== Work instructions ==
Output all the entries word for word. Omit the pictures.

Records that describe figures
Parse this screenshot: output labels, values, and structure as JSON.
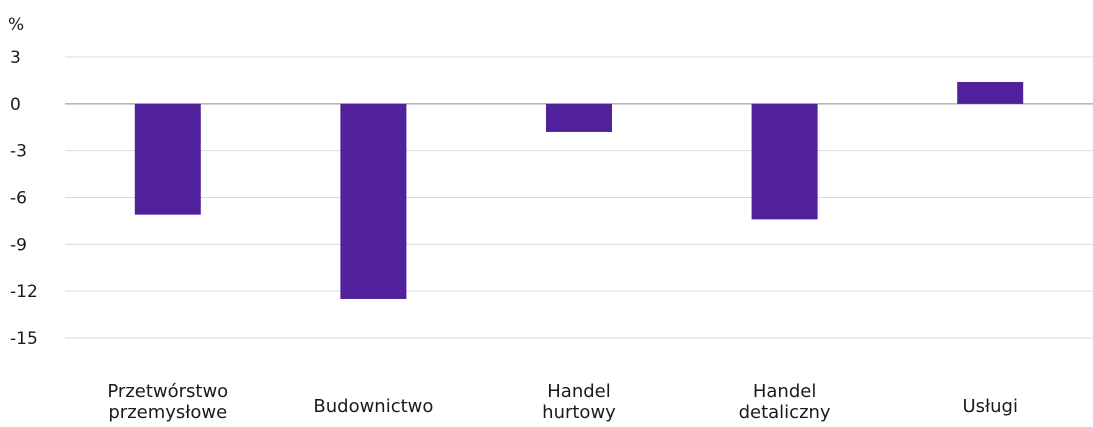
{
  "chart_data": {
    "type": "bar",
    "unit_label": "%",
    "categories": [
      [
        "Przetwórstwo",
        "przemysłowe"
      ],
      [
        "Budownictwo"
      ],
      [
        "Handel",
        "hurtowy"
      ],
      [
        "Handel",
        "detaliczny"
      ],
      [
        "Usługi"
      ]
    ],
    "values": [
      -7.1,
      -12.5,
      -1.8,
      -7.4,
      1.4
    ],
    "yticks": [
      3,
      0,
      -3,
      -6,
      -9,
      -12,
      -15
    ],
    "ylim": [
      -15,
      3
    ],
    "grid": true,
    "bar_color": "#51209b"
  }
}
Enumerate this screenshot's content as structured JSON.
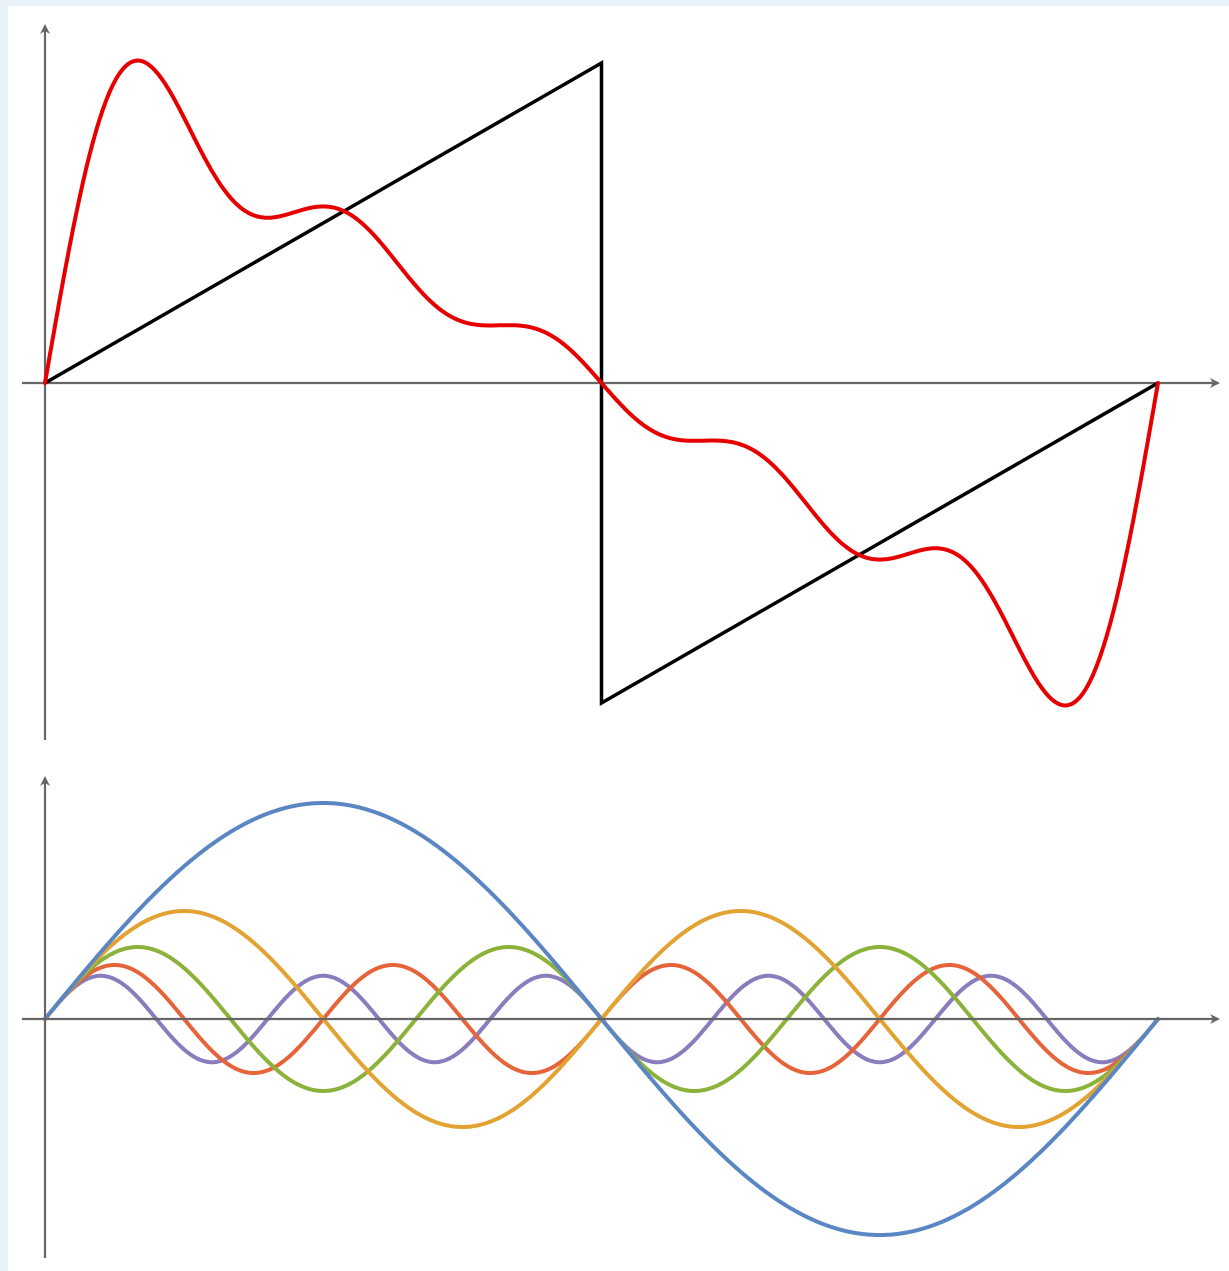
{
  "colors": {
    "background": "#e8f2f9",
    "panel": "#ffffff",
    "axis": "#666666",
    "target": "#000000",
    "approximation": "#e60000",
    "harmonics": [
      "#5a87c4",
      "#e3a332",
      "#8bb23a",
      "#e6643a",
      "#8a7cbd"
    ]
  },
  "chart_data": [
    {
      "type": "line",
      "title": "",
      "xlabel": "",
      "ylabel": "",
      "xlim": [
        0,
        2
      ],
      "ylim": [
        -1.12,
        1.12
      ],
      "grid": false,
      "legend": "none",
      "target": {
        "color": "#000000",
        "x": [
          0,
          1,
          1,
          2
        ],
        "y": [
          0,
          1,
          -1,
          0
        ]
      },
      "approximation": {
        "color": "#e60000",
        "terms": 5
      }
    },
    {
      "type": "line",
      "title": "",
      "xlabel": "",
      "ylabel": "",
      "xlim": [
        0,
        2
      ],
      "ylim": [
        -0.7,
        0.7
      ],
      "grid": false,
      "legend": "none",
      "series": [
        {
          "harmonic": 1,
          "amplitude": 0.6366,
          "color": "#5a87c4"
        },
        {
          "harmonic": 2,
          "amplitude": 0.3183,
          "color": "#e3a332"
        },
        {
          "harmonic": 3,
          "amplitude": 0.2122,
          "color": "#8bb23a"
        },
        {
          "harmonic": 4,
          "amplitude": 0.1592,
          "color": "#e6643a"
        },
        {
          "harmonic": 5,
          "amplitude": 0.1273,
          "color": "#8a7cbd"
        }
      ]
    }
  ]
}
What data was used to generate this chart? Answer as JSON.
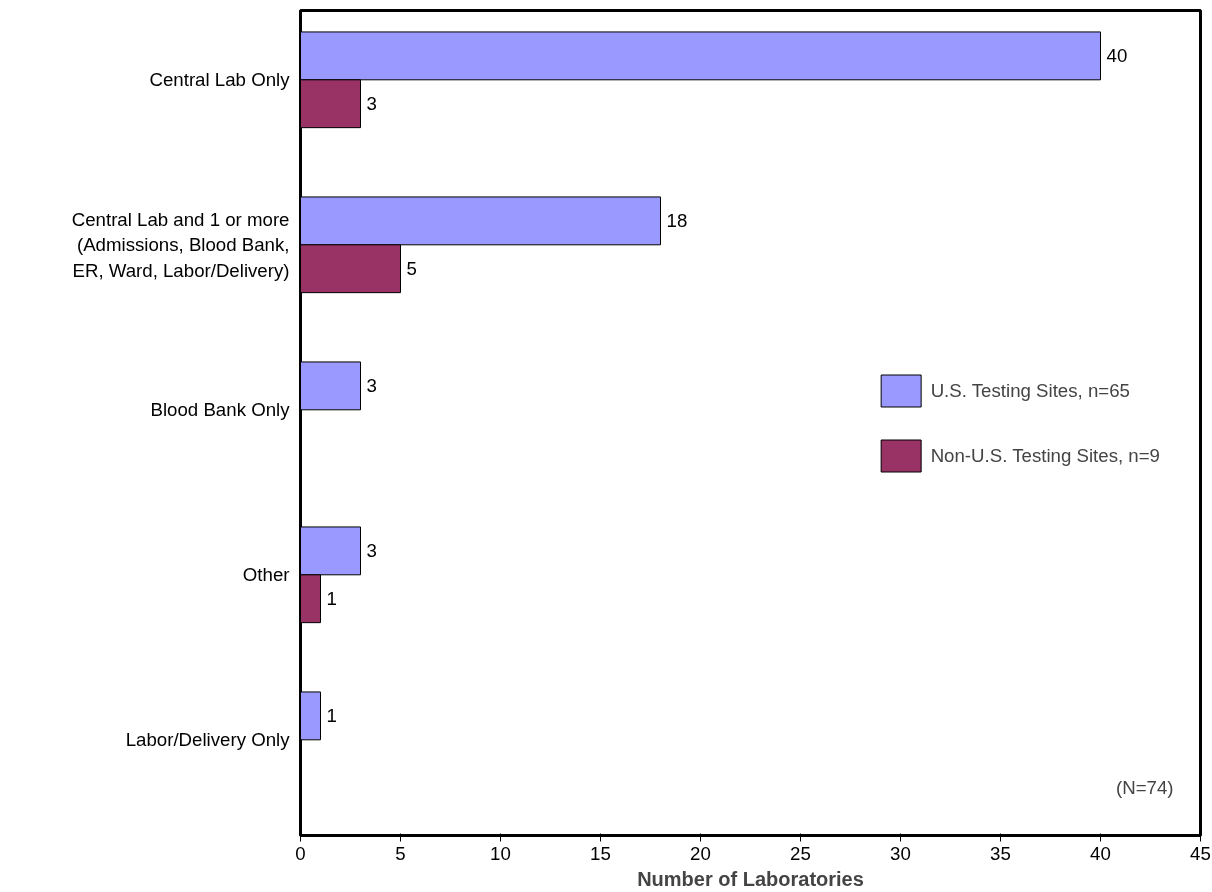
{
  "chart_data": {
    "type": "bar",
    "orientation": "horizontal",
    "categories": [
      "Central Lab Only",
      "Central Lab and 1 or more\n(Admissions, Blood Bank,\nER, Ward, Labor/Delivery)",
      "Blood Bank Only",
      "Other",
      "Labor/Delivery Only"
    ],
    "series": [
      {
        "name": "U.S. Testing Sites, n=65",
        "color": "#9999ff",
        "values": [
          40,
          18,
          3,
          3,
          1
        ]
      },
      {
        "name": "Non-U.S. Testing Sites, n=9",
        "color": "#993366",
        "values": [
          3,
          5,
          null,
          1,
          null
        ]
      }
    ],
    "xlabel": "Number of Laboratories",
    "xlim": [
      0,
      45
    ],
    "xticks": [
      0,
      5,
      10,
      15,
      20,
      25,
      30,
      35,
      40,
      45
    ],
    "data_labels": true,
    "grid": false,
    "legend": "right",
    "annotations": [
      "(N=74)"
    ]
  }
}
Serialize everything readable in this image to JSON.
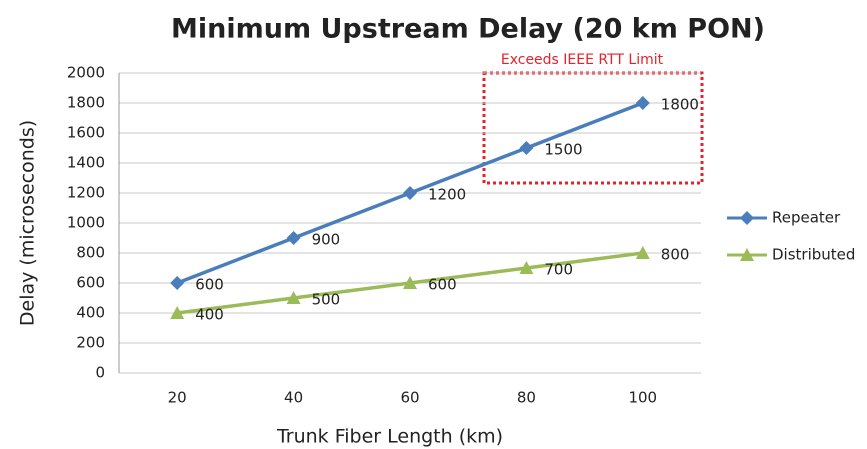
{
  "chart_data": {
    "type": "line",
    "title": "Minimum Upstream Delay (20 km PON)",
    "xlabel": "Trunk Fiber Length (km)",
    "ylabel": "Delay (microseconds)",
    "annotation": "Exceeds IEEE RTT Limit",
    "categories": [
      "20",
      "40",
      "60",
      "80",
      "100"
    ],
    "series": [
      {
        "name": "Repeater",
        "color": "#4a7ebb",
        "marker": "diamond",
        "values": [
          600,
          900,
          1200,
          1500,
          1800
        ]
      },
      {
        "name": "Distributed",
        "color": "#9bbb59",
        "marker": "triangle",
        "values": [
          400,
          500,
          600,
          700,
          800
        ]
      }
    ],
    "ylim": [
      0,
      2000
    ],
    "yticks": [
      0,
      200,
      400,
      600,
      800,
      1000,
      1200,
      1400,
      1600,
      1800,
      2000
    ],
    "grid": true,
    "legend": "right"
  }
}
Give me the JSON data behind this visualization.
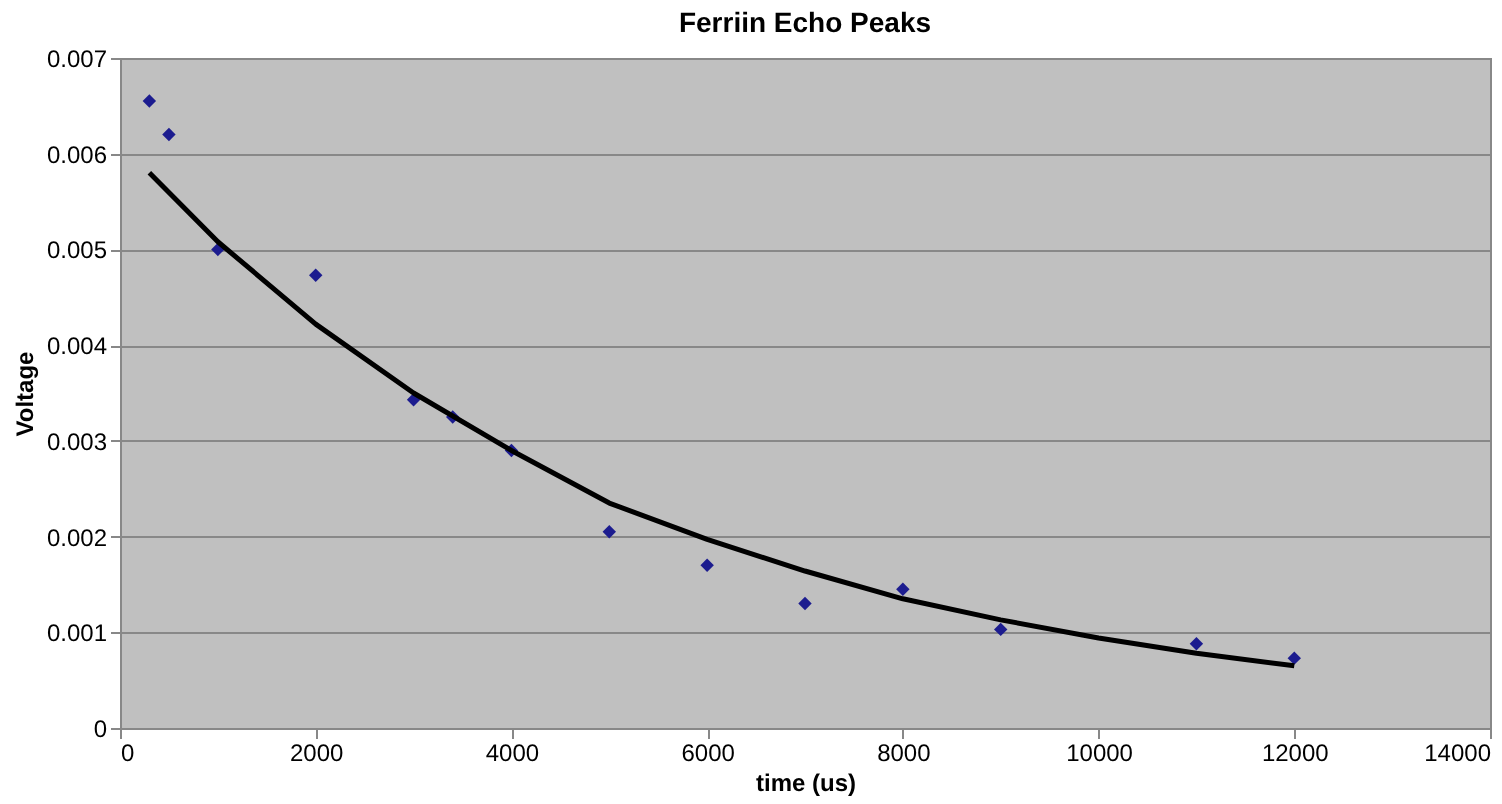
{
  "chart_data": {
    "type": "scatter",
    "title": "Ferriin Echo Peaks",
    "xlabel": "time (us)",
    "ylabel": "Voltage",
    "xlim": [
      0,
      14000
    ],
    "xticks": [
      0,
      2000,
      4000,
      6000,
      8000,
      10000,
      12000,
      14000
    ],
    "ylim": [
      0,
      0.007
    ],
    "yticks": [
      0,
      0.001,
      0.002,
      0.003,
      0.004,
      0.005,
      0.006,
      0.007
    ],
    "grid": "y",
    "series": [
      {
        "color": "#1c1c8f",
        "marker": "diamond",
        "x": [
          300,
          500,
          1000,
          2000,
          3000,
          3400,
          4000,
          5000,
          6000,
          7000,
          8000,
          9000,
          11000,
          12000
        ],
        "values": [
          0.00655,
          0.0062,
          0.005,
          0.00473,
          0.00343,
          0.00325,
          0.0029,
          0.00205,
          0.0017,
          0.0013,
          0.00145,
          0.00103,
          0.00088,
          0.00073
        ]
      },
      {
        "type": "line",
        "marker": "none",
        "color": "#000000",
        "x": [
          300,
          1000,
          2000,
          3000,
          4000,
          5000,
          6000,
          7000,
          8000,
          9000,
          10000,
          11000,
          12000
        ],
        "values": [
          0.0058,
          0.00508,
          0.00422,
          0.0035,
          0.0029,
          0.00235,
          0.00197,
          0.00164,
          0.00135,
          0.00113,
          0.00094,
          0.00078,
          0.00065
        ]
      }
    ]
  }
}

== Full response ==
Parse this screenshot: output labels, values, and structure as JSON.
{
  "chart_data": {
    "type": "bar",
    "unit_label": "%",
    "categories": [
      [
        "Przetwórstwo",
        "przemysłowe"
      ],
      [
        "Budownictwo"
      ],
      [
        "Handel",
        "hurtowy"
      ],
      [
        "Handel",
        "detaliczny"
      ],
      [
        "Usługi"
      ]
    ],
    "values": [
      -7.1,
      -12.5,
      -1.8,
      -7.4,
      1.4
    ],
    "yticks": [
      3,
      0,
      -3,
      -6,
      -9,
      -12,
      -15
    ],
    "ylim": [
      -15,
      3
    ],
    "grid": true,
    "bar_color": "#51209b"
  }
}
Enumerate this screenshot's content as structured JSON.
{
  "colors": {
    "background": "#e8f2f9",
    "panel": "#ffffff",
    "axis": "#666666",
    "target": "#000000",
    "approximation": "#e60000",
    "harmonics": [
      "#5a87c4",
      "#e3a332",
      "#8bb23a",
      "#e6643a",
      "#8a7cbd"
    ]
  },
  "chart_data": [
    {
      "type": "line",
      "title": "",
      "xlabel": "",
      "ylabel": "",
      "xlim": [
        0,
        2
      ],
      "ylim": [
        -1.12,
        1.12
      ],
      "grid": false,
      "legend": "none",
      "target": {
        "color": "#000000",
        "x": [
          0,
          1,
          1,
          2
        ],
        "y": [
          0,
          1,
          -1,
          0
        ]
      },
      "approximation": {
        "color": "#e60000",
        "terms": 5
      }
    },
    {
      "type": "line",
      "title": "",
      "xlabel": "",
      "ylabel": "",
      "xlim": [
        0,
        2
      ],
      "ylim": [
        -0.7,
        0.7
      ],
      "grid": false,
      "legend": "none",
      "series": [
        {
          "harmonic": 1,
          "amplitude": 0.6366,
          "color": "#5a87c4"
        },
        {
          "harmonic": 2,
          "amplitude": 0.3183,
          "color": "#e3a332"
        },
        {
          "harmonic": 3,
          "amplitude": 0.2122,
          "color": "#8bb23a"
        },
        {
          "harmonic": 4,
          "amplitude": 0.1592,
          "color": "#e6643a"
        },
        {
          "harmonic": 5,
          "amplitude": 0.1273,
          "color": "#8a7cbd"
        }
      ]
    }
  ]
}
What data was used to generate this chart? Answer as JSON.
{
  "chart_data": {
    "type": "bar",
    "orientation": "horizontal",
    "categories": [
      "Central Lab Only",
      "Central Lab and 1 or more\n(Admissions, Blood Bank,\nER, Ward, Labor/Delivery)",
      "Blood Bank Only",
      "Other",
      "Labor/Delivery Only"
    ],
    "series": [
      {
        "name": "U.S. Testing Sites, n=65",
        "color": "#9999ff",
        "values": [
          40,
          18,
          3,
          3,
          1
        ]
      },
      {
        "name": "Non-U.S. Testing Sites, n=9",
        "color": "#993366",
        "values": [
          3,
          5,
          null,
          1,
          null
        ]
      }
    ],
    "xlabel": "Number of Laboratories",
    "xlim": [
      0,
      45
    ],
    "xticks": [
      0,
      5,
      10,
      15,
      20,
      25,
      30,
      35,
      40,
      45
    ],
    "data_labels": true,
    "grid": false,
    "legend": "right",
    "annotations": [
      "(N=74)"
    ]
  }
}
Serialize everything readable in this image to JSON.
{
  "chart_data": {
    "type": "line",
    "title": "Minimum Upstream Delay (20 km PON)",
    "xlabel": "Trunk Fiber Length (km)",
    "ylabel": "Delay (microseconds)",
    "annotation": "Exceeds IEEE RTT Limit",
    "categories": [
      "20",
      "40",
      "60",
      "80",
      "100"
    ],
    "series": [
      {
        "name": "Repeater",
        "color": "#4a7ebb",
        "marker": "diamond",
        "values": [
          600,
          900,
          1200,
          1500,
          1800
        ]
      },
      {
        "name": "Distributed",
        "color": "#9bbb59",
        "marker": "triangle",
        "values": [
          400,
          500,
          600,
          700,
          800
        ]
      }
    ],
    "ylim": [
      0,
      2000
    ],
    "yticks": [
      0,
      200,
      400,
      600,
      800,
      1000,
      1200,
      1400,
      1600,
      1800,
      2000
    ],
    "grid": true,
    "legend": "right"
  }
}
Give me the JSON data behind this visualization.
{
  "chart_data": {
    "type": "scatter",
    "title": "Ferriin Echo Peaks",
    "xlabel": "time (us)",
    "ylabel": "Voltage",
    "xlim": [
      0,
      14000
    ],
    "xticks": [
      0,
      2000,
      4000,
      6000,
      8000,
      10000,
      12000,
      14000
    ],
    "ylim": [
      0,
      0.007
    ],
    "yticks": [
      0,
      0.001,
      0.002,
      0.003,
      0.004,
      0.005,
      0.006,
      0.007
    ],
    "grid": "y",
    "series": [
      {
        "color": "#1c1c8f",
        "marker": "diamond",
        "x": [
          300,
          500,
          1000,
          2000,
          3000,
          3400,
          4000,
          5000,
          6000,
          7000,
          8000,
          9000,
          11000,
          12000
        ],
        "values": [
          0.00655,
          0.0062,
          0.005,
          0.00473,
          0.00343,
          0.00325,
          0.0029,
          0.00205,
          0.0017,
          0.0013,
          0.00145,
          0.00103,
          0.00088,
          0.00073
        ]
      },
      {
        "type": "line",
        "marker": "none",
        "color": "#000000",
        "x": [
          300,
          1000,
          2000,
          3000,
          4000,
          5000,
          6000,
          7000,
          8000,
          9000,
          10000,
          11000,
          12000
        ],
        "values": [
          0.0058,
          0.00508,
          0.00422,
          0.0035,
          0.0029,
          0.00235,
          0.00197,
          0.00164,
          0.00135,
          0.00113,
          0.00094,
          0.00078,
          0.00065
        ]
      }
    ]
  }
}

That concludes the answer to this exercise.